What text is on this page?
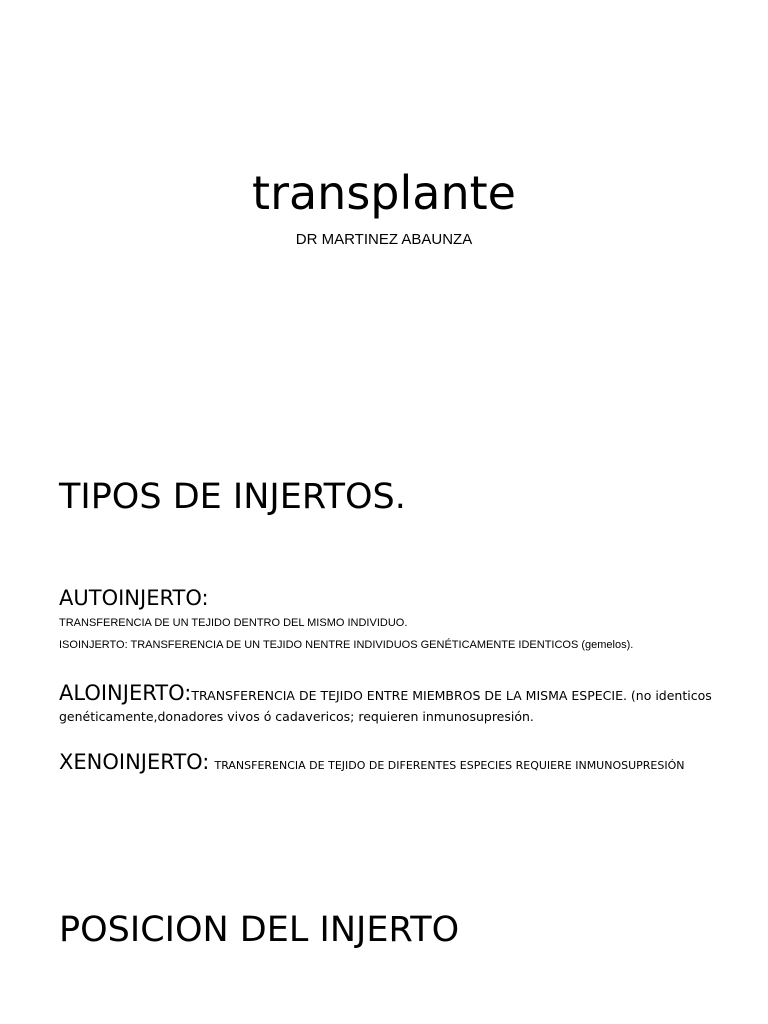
transplante
DR MARTINEZ ABAUNZA
TIPOS DE INJERTOS.
AUTOINJERTO:
TRANSFERENCIA DE UN TEJIDO DENTRO DEL MISMO INDIVIDUO.
ISOINJERTO: TRANSFERENCIA DE UN TEJIDO NENTRE INDIVIDUOS GENÉTICAMENTE IDENTICOS (gemelos).
ALOINJERTO:TRANSFERENCIA DE TEJIDO ENTRE MIEMBROS DE LA MISMA ESPECIE. (no identicos genéticamente,donadores vivos ó cadavericos; requieren inmunosupresión.
XENOINJERTO: TRANSFERENCIA DE TEJIDO DE DIFERENTES ESPECIES REQUIERE INMUNOSUPRESIÓN
POSICION DEL INJERTO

Task description: Write out again every line above exactly as given; the pictures do not belong in the copy.

Answer to the task:
What text is on this page?
transplante
DR MARTINEZ ABAUNZA
TIPOS DE INJERTOS.
AUTOINJERTO:
TRANSFERENCIA DE UN TEJIDO DENTRO DEL MISMO INDIVIDUO.
ISOINJERTO: TRANSFERENCIA DE UN TEJIDO NENTRE INDIVIDUOS GENÉTICAMENTE IDENTICOS (gemelos).
ALOINJERTO:TRANSFERENCIA DE TEJIDO ENTRE MIEMBROS DE LA MISMA ESPECIE. (no identicos genéticamente,donadores vivos ó cadavericos; requieren inmunosupresión.
XENOINJERTO: TRANSFERENCIA DE TEJIDO DE DIFERENTES ESPECIES REQUIERE INMUNOSUPRESIÓN
POSICION DEL INJERTO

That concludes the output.